What is needed
Gather all lines containing the string "Your" and copy them out.

Records supplied
^^^^

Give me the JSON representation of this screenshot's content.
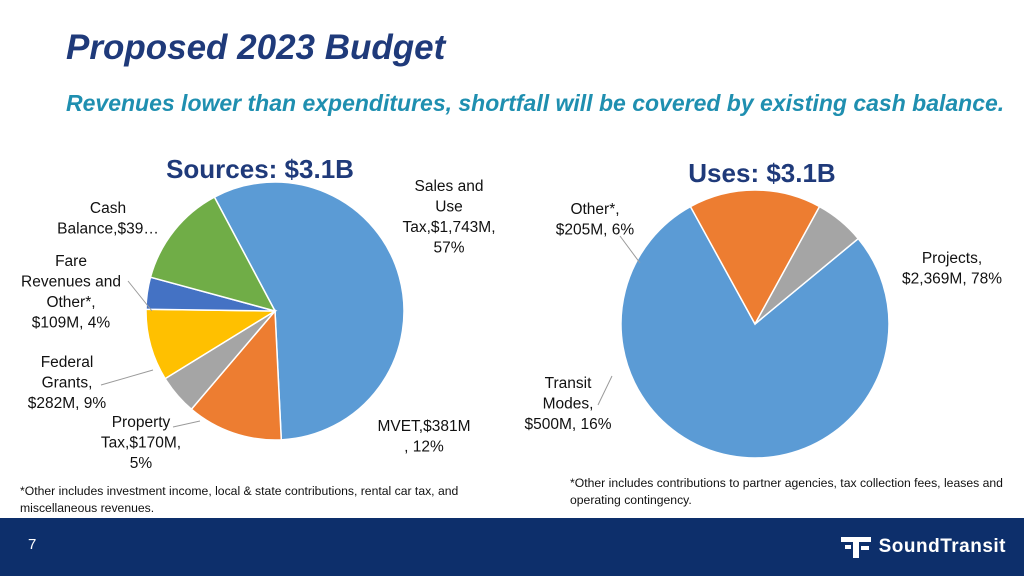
{
  "slide": {
    "title": "Proposed 2023 Budget",
    "subtitle": "Revenues lower than expenditures, shortfall will be covered by existing cash balance.",
    "page_number": "7",
    "logo_text": "SoundTransit",
    "note_sources": "*Other includes investment income, local & state contributions, rental car tax, and miscellaneous revenues.",
    "note_uses": "*Other includes contributions to partner agencies, tax collection fees, leases and operating contingency."
  },
  "colors": {
    "title": "#1f3a7a",
    "subtitle": "#1f8fb0",
    "footer": "#0d2f6b",
    "blue": "#5b9bd5",
    "orange": "#ed7d31",
    "gray": "#a5a5a5",
    "yellow": "#ffc000",
    "darkblue": "#4472c4",
    "green": "#70ad47"
  },
  "chart_data": [
    {
      "type": "pie",
      "title": "Sources: $3.1B",
      "slices": [
        {
          "label": "Sales and Use Tax",
          "amount": "$1,743M",
          "percent": 57,
          "color": "#5b9bd5",
          "label_lines": [
            "Sales and",
            "Use",
            "Tax,$1,743M,",
            "57%"
          ]
        },
        {
          "label": "MVET",
          "amount": "$381M",
          "percent": 12,
          "color": "#ed7d31",
          "label_lines": [
            "MVET,$381M",
            ", 12%"
          ]
        },
        {
          "label": "Property Tax",
          "amount": "$170M",
          "percent": 5,
          "color": "#a5a5a5",
          "label_lines": [
            "Property",
            "Tax,$170M,",
            "5%"
          ]
        },
        {
          "label": "Federal Grants",
          "amount": "$282M",
          "percent": 9,
          "color": "#ffc000",
          "label_lines": [
            "Federal",
            "Grants,",
            "$282M, 9%"
          ]
        },
        {
          "label": "Fare Revenues and Other*",
          "amount": "$109M",
          "percent": 4,
          "color": "#4472c4",
          "label_lines": [
            "Fare",
            "Revenues and",
            "Other*,",
            "$109M, 4%"
          ]
        },
        {
          "label": "Cash Balance",
          "amount": "$39…",
          "percent": 13,
          "color": "#70ad47",
          "label_lines": [
            "Cash",
            "Balance,$39…"
          ]
        }
      ]
    },
    {
      "type": "pie",
      "title": "Uses: $3.1B",
      "slices": [
        {
          "label": "Projects",
          "amount": "$2,369M",
          "percent": 78,
          "color": "#5b9bd5",
          "label_lines": [
            "Projects,",
            "$2,369M, 78%"
          ]
        },
        {
          "label": "Transit Modes",
          "amount": "$500M",
          "percent": 16,
          "color": "#ed7d31",
          "label_lines": [
            "Transit",
            "Modes,",
            "$500M, 16%"
          ]
        },
        {
          "label": "Other*",
          "amount": "$205M",
          "percent": 6,
          "color": "#a5a5a5",
          "label_lines": [
            "Other*,",
            "$205M, 6%"
          ]
        }
      ]
    }
  ]
}
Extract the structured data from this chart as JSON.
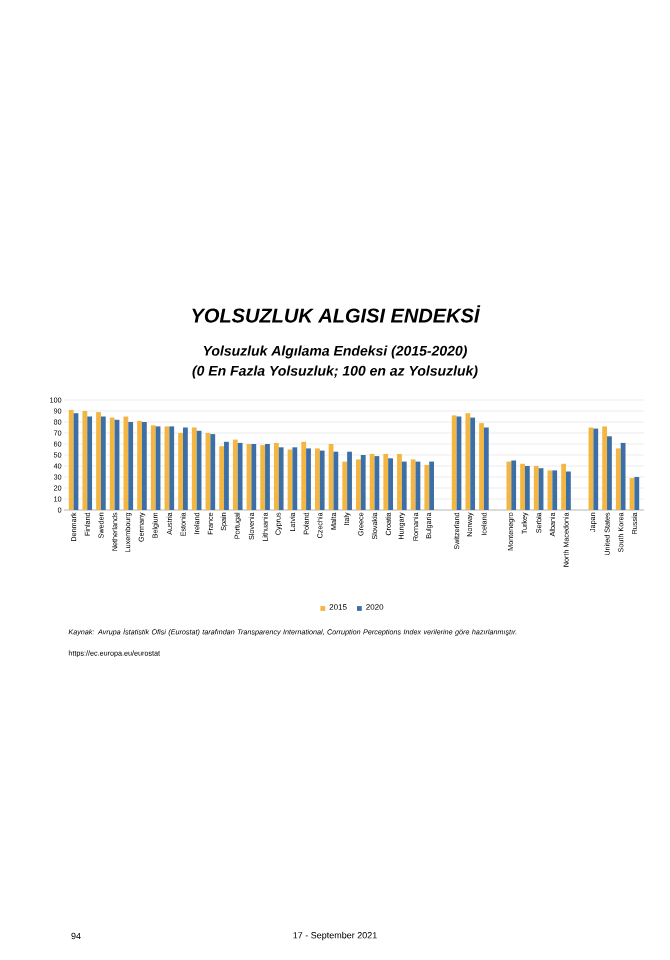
{
  "chart_data": {
    "type": "bar",
    "title": "YOLSUZLUK ALGISI ENDEKSİ",
    "subtitle": "Yolsuzluk Algılama Endeksi (2015-2020)",
    "annotations": [
      "(0 En Fazla Yolsuzluk; 100 en az Yolsuzluk)",
      "Kaynak: Avrupa İstatistik Ofisi (Eurostat) tarafından Transparency International, Corruption Perceptions Index verilerine göre hazırlanmıştır.",
      "https://ec.europa.eu/eurostat",
      "17 - September 2021",
      "94"
    ],
    "categories": [
      "Denmark",
      "Finland",
      "Sweden",
      "Netherlands",
      "Luxembourg",
      "Germany",
      "Belgium",
      "Austria",
      "Estonia",
      "Ireland",
      "France",
      "Spain",
      "Portugal",
      "Slovenia",
      "Lithuania",
      "Cyprus",
      "Latvia",
      "Poland",
      "Czechia",
      "Malta",
      "Italy",
      "Greece",
      "Slovakia",
      "Croatia",
      "Hungary",
      "Romania",
      "Bulgaria",
      null,
      "Switzerland",
      "Norway",
      "Iceland",
      null,
      "Montenegro",
      "Turkey",
      "Serbia",
      "Albania",
      "North Macedonia",
      null,
      "Japan",
      "United States",
      "South Korea",
      "Russia"
    ],
    "series": [
      {
        "name": "2015",
        "color": "#f4b642",
        "values": [
          91,
          90,
          89,
          84,
          85,
          81,
          77,
          76,
          70,
          75,
          70,
          58,
          64,
          60,
          59,
          61,
          55,
          62,
          56,
          60,
          44,
          46,
          51,
          51,
          51,
          46,
          41,
          null,
          86,
          88,
          79,
          null,
          44,
          42,
          40,
          36,
          42,
          null,
          75,
          76,
          56,
          29
        ]
      },
      {
        "name": "2020",
        "color": "#3b6fa6",
        "values": [
          88,
          85,
          85,
          82,
          80,
          80,
          76,
          76,
          75,
          72,
          69,
          62,
          61,
          60,
          60,
          57,
          57,
          56,
          54,
          53,
          53,
          50,
          49,
          47,
          44,
          44,
          44,
          null,
          85,
          84,
          75,
          null,
          45,
          40,
          38,
          36,
          35,
          null,
          74,
          67,
          61,
          30
        ]
      }
    ],
    "ylim": [
      0,
      100
    ],
    "yticks": [
      0,
      10,
      20,
      30,
      40,
      50,
      60,
      70,
      80,
      90,
      100
    ],
    "grid": "y",
    "legend": "bottom"
  }
}
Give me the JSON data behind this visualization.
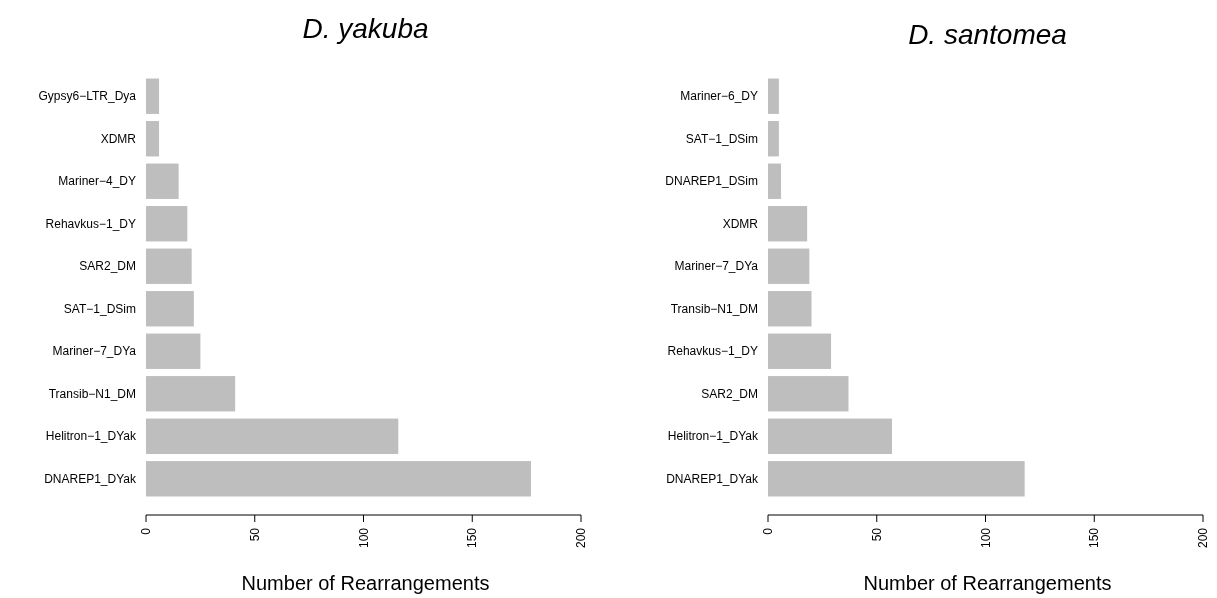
{
  "chart_data": [
    {
      "type": "bar",
      "orientation": "horizontal",
      "title": "D. yakuba",
      "xlabel": "Number of Rearrangements",
      "categories": [
        "Gypsy6−LTR_Dya",
        "XDMR",
        "Mariner−4_DY",
        "Rehavkus−1_DY",
        "SAR2_DM",
        "SAT−1_DSim",
        "Mariner−7_DYa",
        "Transib−N1_DM",
        "Helitron−1_DYak",
        "DNAREP1_DYak"
      ],
      "values": [
        6,
        6,
        15,
        19,
        21,
        22,
        25,
        41,
        116,
        177
      ],
      "color": "#bebebe",
      "xlim": [
        0,
        200
      ],
      "xticks": [
        0,
        50,
        100,
        150,
        200
      ],
      "grid": false
    },
    {
      "type": "bar",
      "orientation": "horizontal",
      "title": "D. santomea",
      "xlabel": "Number of Rearrangements",
      "categories": [
        "Mariner−6_DY",
        "SAT−1_DSim",
        "DNAREP1_DSim",
        "XDMR",
        "Mariner−7_DYa",
        "Transib−N1_DM",
        "Rehavkus−1_DY",
        "SAR2_DM",
        "Helitron−1_DYak",
        "DNAREP1_DYak"
      ],
      "values": [
        5,
        5,
        6,
        18,
        19,
        20,
        29,
        37,
        57,
        118
      ],
      "color": "#bebebe",
      "xlim": [
        0,
        200
      ],
      "xticks": [
        0,
        50,
        100,
        150,
        200
      ],
      "grid": false
    }
  ]
}
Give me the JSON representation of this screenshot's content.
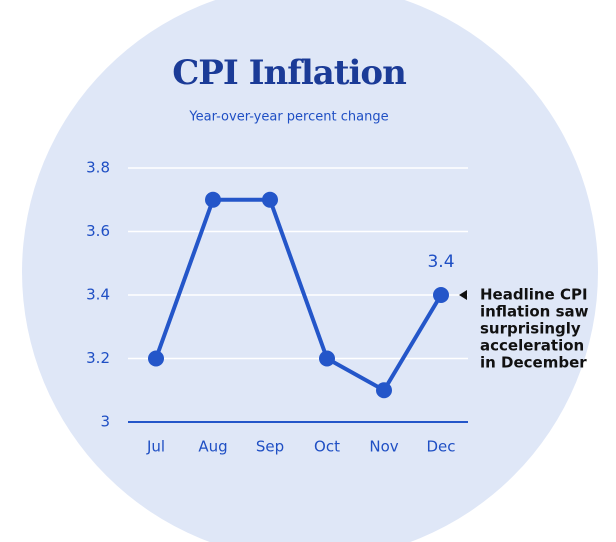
{
  "chart_data": {
    "type": "line",
    "title": "CPI Inflation",
    "subtitle": "Year-over-year percent change",
    "categories": [
      "Jul",
      "Aug",
      "Sep",
      "Oct",
      "Nov",
      "Dec"
    ],
    "series": [
      {
        "name": "CPI",
        "color": "#2456c9",
        "values": [
          3.2,
          3.7,
          3.7,
          3.2,
          3.1,
          3.4
        ]
      }
    ],
    "ylim": [
      3,
      3.8
    ],
    "yticks": [
      3,
      3.2,
      3.4,
      3.6,
      3.8
    ],
    "grid": true,
    "annotation": [
      "Headline CPI",
      "inflation saw",
      "surprisingly",
      "acceleration",
      "in December"
    ]
  }
}
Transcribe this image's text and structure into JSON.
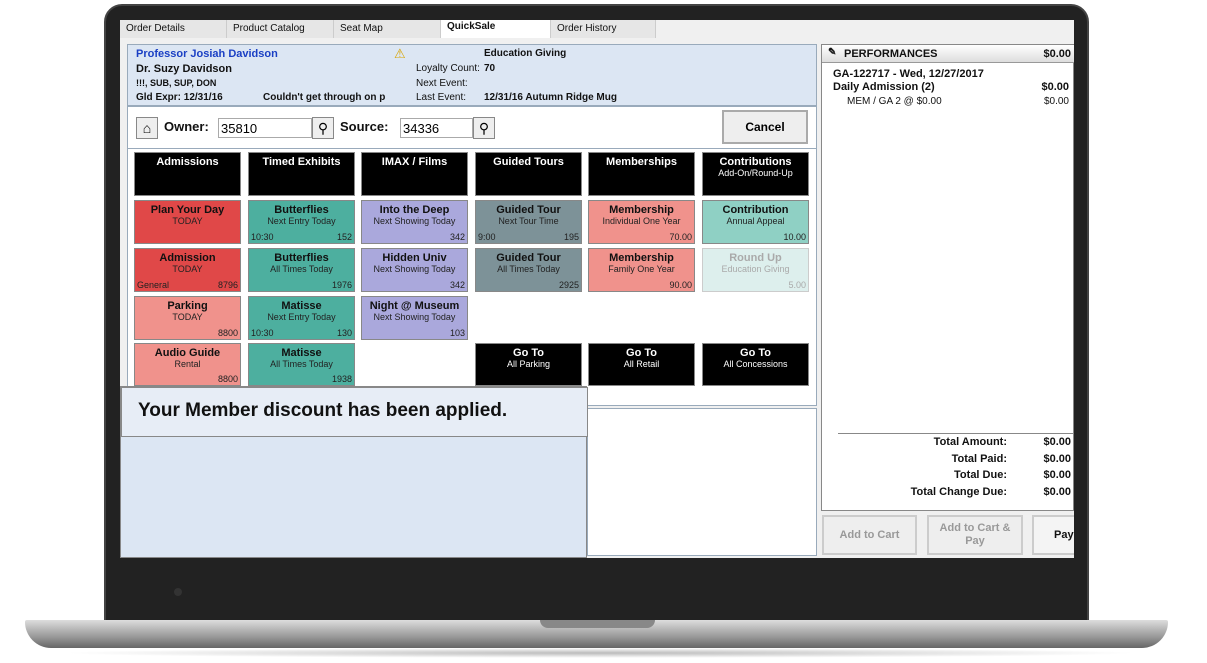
{
  "tabs": [
    "Order Details",
    "Product Catalog",
    "Seat Map",
    "QuickSale",
    "Order History"
  ],
  "active_tab": 3,
  "patron": {
    "name": "Professor Josiah Davidson",
    "secondary": "Dr. Suzy Davidson",
    "codes": "!!!, SUB, SUP, DON",
    "membership": "Gld  Expr: 12/31/16",
    "note": "Couldn't get through on p",
    "warning_icon": "warning-icon",
    "fund": "Education Giving",
    "loyalty_label": "Loyalty Count:",
    "loyalty_value": "70",
    "next_label": "Next Event:",
    "next_value": "",
    "last_label": "Last Event:",
    "last_value": "12/31/16 Autumn Ridge Mug"
  },
  "controls": {
    "owner_label": "Owner:",
    "owner_value": "35810",
    "source_label": "Source:",
    "source_value": "34336",
    "cancel": "Cancel"
  },
  "colors": {
    "red": "#e04848",
    "pink": "#f0928c",
    "teal": "#4daf9f",
    "lavender": "#aaa8dc",
    "slate": "#7d9298",
    "salmon": "#f0928c",
    "mint": "#8fd0c4",
    "mint_disabled": "#ddefed"
  },
  "tiles": [
    [
      {
        "t": "Admissions",
        "s": "",
        "style": "dark"
      },
      {
        "t": "Timed Exhibits",
        "s": "",
        "style": "dark"
      },
      {
        "t": "IMAX / Films",
        "s": "",
        "style": "dark"
      },
      {
        "t": "Guided Tours",
        "s": "",
        "style": "dark"
      },
      {
        "t": "Memberships",
        "s": "",
        "style": "dark"
      },
      {
        "t": "Contributions",
        "s": "Add-On/Round-Up",
        "style": "dark"
      }
    ],
    [
      {
        "t": "Plan Your Day",
        "s": "TODAY",
        "l": "",
        "r": "",
        "style": "red"
      },
      {
        "t": "Butterflies",
        "s": "Next Entry Today",
        "l": "10:30",
        "r": "152",
        "style": "teal"
      },
      {
        "t": "Into the Deep",
        "s": "Next Showing Today",
        "l": "",
        "r": "342",
        "style": "lavender"
      },
      {
        "t": "Guided Tour",
        "s": "Next Tour Time",
        "l": "9:00",
        "r": "195",
        "style": "slate"
      },
      {
        "t": "Membership",
        "s": "Individual One Year",
        "l": "",
        "r": "70.00",
        "style": "salmon"
      },
      {
        "t": "Contribution",
        "s": "Annual Appeal",
        "l": "",
        "r": "10.00",
        "style": "mint"
      }
    ],
    [
      {
        "t": "Admission",
        "s": "TODAY",
        "l": "General",
        "r": "8796",
        "style": "red"
      },
      {
        "t": "Butterflies",
        "s": "All Times Today",
        "l": "",
        "r": "1976",
        "style": "teal"
      },
      {
        "t": "Hidden Univ",
        "s": "Next Showing Today",
        "l": "",
        "r": "342",
        "style": "lavender"
      },
      {
        "t": "Guided Tour",
        "s": "All Times Today",
        "l": "",
        "r": "2925",
        "style": "slate"
      },
      {
        "t": "Membership",
        "s": "Family One Year",
        "l": "",
        "r": "90.00",
        "style": "salmon"
      },
      {
        "t": "Round Up",
        "s": "Education Giving",
        "l": "",
        "r": "5.00",
        "style": "mint_disabled"
      }
    ],
    [
      {
        "t": "Parking",
        "s": "TODAY",
        "l": "",
        "r": "8800",
        "style": "pink"
      },
      {
        "t": "Matisse",
        "s": "Next Entry Today",
        "l": "10:30",
        "r": "130",
        "style": "teal"
      },
      {
        "t": "Night @ Museum",
        "s": "Next Showing Today",
        "l": "",
        "r": "103",
        "style": "lavender"
      },
      null,
      null,
      null
    ],
    [
      {
        "t": "Audio Guide",
        "s": "Rental",
        "l": "",
        "r": "8800",
        "style": "pink"
      },
      {
        "t": "Matisse",
        "s": "All Times Today",
        "l": "",
        "r": "1938",
        "style": "teal"
      },
      null,
      {
        "t": "Go To",
        "s": "All Parking",
        "style": "dark"
      },
      {
        "t": "Go To",
        "s": "All Retail",
        "style": "dark"
      },
      {
        "t": "Go To",
        "s": "All Concessions",
        "style": "dark"
      }
    ]
  ],
  "message": "Your Member discount has been applied.",
  "cart": {
    "header": "PERFORMANCES",
    "header_total": "$0.00",
    "event": "GA-122717 - Wed, 12/27/2017",
    "item": "Daily Admission (2)",
    "item_total": "$0.00",
    "line": "MEM /  GA  2 @ $0.00",
    "line_total": "$0.00",
    "totals": [
      {
        "label": "Total Amount:",
        "value": "$0.00"
      },
      {
        "label": "Total Paid:",
        "value": "$0.00"
      },
      {
        "label": "Total Due:",
        "value": "$0.00"
      },
      {
        "label": "Total Change Due:",
        "value": "$0.00"
      }
    ]
  },
  "buttons": {
    "add_to_cart": "Add to Cart",
    "add_pay": "Add to Cart & Pay",
    "pay": "Pay"
  }
}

^^^^

Answer
        "t": "Plan Your Day",
  "message": "Your Member discount has been applied.",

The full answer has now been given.